Britain expunged it from most of the globe.
     It is pathetic but unsurprising how ignorant all these brave
"anti-fascists" are. Yet there is a lesson here not just for
Britain but for America, too: when a society loses its memory, it
descends inevitably into dementia. And, if la creme de la creme
of the British education system so willingly prostrates itself
before a historical balderdash, what then of its more typical
charges? If you cut off two generations of students from their
cultural inheritance, why be surprised that legions of British
Muslims sign up for the Taliban? These are young men who went to
school in Luton and West Bromwich and learned nothing of their
country of nominal citizenship other than that it's responsible
for racism, imperialism, colonialism, and all the other bad -isms
of the world. If that's all you knew of Britain, why would you
feel any allegiance to Queen and country? One of the July 7 Tube
bombers left a famous video broadcast posthumously on Arab TV,
spouting all the usual jihadist boilerplate but in a Yorkshire
accent: Ee-ooh Allahu akbar! Eaten away by Islam and welfare,
much of Britain is on a fast track to Somalia with chip shops.
     And what if you don't have Islam to turn to? The
transformation of the British people is in its pestilential way a
remarkable achievement. Raised in schools that teach them
nothing, they nevertheless pick up the gist of the matter, which
is that their society is a racket founded on various historical
injustices. The virtues Hayek admired? Ha! Strictly for suckers.

◆ Entries ◆
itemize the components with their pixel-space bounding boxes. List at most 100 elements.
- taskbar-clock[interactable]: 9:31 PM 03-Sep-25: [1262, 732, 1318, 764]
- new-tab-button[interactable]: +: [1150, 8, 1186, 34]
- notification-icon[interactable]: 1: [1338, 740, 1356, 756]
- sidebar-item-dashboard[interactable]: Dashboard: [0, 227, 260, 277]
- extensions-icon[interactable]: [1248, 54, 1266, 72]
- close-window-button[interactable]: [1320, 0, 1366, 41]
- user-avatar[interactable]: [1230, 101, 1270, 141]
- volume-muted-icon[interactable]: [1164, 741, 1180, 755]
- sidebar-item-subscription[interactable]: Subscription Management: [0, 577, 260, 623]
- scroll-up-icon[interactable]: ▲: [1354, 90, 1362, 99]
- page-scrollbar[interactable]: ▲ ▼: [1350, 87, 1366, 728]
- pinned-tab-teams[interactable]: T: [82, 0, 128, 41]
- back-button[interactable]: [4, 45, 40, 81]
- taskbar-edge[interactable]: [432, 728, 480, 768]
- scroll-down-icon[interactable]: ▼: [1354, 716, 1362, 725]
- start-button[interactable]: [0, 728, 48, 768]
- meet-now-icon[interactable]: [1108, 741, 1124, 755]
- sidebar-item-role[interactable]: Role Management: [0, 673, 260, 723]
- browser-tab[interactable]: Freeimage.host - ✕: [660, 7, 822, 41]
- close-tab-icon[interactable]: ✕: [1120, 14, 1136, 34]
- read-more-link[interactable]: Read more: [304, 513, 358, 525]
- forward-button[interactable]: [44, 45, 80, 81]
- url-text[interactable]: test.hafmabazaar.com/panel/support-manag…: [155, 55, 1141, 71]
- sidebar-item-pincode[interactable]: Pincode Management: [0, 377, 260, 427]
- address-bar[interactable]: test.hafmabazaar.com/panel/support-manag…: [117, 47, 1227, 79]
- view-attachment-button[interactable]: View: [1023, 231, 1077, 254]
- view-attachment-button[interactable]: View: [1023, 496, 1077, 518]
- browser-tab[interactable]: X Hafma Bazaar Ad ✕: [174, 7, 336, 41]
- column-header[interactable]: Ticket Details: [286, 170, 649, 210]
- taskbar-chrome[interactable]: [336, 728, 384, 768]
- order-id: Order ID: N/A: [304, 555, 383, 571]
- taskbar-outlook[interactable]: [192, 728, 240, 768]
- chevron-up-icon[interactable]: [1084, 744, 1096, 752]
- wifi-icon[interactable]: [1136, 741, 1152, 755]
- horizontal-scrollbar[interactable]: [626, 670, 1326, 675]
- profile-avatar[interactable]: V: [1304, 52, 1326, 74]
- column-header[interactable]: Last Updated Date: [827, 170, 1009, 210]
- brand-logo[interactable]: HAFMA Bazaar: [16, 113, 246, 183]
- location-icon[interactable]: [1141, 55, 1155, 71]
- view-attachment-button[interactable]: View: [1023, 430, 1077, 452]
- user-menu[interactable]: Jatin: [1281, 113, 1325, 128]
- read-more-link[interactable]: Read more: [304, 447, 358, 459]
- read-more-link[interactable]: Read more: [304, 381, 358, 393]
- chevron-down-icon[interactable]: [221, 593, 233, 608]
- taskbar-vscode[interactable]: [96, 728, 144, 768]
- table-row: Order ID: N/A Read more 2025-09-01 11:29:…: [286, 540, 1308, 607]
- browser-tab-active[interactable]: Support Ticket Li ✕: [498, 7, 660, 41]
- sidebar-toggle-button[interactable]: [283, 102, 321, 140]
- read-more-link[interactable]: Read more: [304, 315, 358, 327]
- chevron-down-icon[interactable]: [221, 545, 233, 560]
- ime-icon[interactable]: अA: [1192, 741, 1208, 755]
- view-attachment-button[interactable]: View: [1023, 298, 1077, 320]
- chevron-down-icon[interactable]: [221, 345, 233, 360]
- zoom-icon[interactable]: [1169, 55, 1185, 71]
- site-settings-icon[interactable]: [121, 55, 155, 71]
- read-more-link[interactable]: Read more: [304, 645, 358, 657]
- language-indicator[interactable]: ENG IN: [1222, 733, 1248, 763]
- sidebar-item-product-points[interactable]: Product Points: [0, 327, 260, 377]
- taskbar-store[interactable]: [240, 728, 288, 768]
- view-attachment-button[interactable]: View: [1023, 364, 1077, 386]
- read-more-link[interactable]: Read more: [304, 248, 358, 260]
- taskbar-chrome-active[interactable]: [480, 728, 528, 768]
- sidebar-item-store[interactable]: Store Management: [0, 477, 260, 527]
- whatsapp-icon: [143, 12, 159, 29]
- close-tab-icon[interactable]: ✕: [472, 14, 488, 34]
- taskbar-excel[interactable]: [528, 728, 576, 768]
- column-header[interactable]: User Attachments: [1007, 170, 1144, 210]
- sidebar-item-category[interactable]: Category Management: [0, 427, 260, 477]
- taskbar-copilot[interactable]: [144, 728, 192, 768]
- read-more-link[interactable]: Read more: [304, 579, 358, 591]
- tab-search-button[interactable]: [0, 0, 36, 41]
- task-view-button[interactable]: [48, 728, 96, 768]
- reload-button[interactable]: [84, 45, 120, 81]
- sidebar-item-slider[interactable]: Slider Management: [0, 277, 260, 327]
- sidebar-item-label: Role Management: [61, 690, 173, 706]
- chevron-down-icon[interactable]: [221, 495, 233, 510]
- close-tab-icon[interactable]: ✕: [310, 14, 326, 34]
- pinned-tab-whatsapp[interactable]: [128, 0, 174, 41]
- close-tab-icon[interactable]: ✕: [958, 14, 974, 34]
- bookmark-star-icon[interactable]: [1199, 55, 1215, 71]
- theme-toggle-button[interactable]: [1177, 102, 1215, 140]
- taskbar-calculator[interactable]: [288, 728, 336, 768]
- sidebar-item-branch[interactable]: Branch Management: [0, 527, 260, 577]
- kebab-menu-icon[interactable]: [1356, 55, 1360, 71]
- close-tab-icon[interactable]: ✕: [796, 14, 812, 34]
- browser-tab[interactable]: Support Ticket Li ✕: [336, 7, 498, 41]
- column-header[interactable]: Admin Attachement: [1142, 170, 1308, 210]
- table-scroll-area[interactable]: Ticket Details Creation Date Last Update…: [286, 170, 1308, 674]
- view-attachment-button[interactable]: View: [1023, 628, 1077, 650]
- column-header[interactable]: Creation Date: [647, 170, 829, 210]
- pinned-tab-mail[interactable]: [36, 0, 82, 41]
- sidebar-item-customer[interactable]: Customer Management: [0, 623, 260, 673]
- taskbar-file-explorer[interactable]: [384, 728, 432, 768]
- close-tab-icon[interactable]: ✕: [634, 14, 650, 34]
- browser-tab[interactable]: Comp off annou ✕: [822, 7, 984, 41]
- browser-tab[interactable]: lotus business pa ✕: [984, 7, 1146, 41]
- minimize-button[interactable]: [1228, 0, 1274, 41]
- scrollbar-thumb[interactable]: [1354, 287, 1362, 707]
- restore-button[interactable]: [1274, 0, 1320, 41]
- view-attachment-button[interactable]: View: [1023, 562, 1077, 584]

◆ What to work on ◆
[a] Edit the listing from its first line down to the line containing "- volume-muted-icon[interactable]: [1164, 741, 1180, 755]", both ends included, by swapping "user-avatar" for "profile-picture" and leaving everything else the same.
[b] Pick up the essay on British schooling and national memory right after its final sentence and keep writing.
The listing has no connection to the essay on British schooling.

◆ Exercise answers ◆
[a]
itemize the components with their pixel-space bounding boxes. List at most 100 elements.
- taskbar-clock[interactable]: 9:31 PM 03-Sep-25: [1262, 732, 1318, 764]
- new-tab-button[interactable]: +: [1150, 8, 1186, 34]
- notification-icon[interactable]: 1: [1338, 740, 1356, 756]
- sidebar-item-dashboard[interactable]: Dashboard: [0, 227, 260, 277]
- extensions-icon[interactable]: [1248, 54, 1266, 72]
- close-window-button[interactable]: [1320, 0, 1366, 41]
- profile-picture[interactable]: [1230, 101, 1270, 141]
- volume-muted-icon[interactable]: [1164, 741, 1180, 755]

[b]
     "We don't need no education," as Pink Floyd sang. When a
broke British government attempted to increase the cost of
university education, "students" rampaged through Parliament
Square, set fire to the statue of Lord Palmerston and urinated on
that of Winston Churchill. The signature photograph of the riot
showed a "student" swinging from the Union Flag on the Cenotaph,
the memorial to Britain's 700,000 dead from the Great War. Who
was this tribune of the masses? Step forward, Charlie Gilmour,
stepson of Pink Floyd guitarist David Gilmour, a geriatric rocker
worth $150 million or thereabouts. When he went up to Cambridge
University, Charlie's parents had two suits made for him by a
Savile Row tailor so he could swank about the groves of academe
in bespoke elegance. Yet young Mr. Gilmour still thinks the
government should fund his education. "Hey, teacher, leave us
kids a loan," as his dad's rock group almost sang.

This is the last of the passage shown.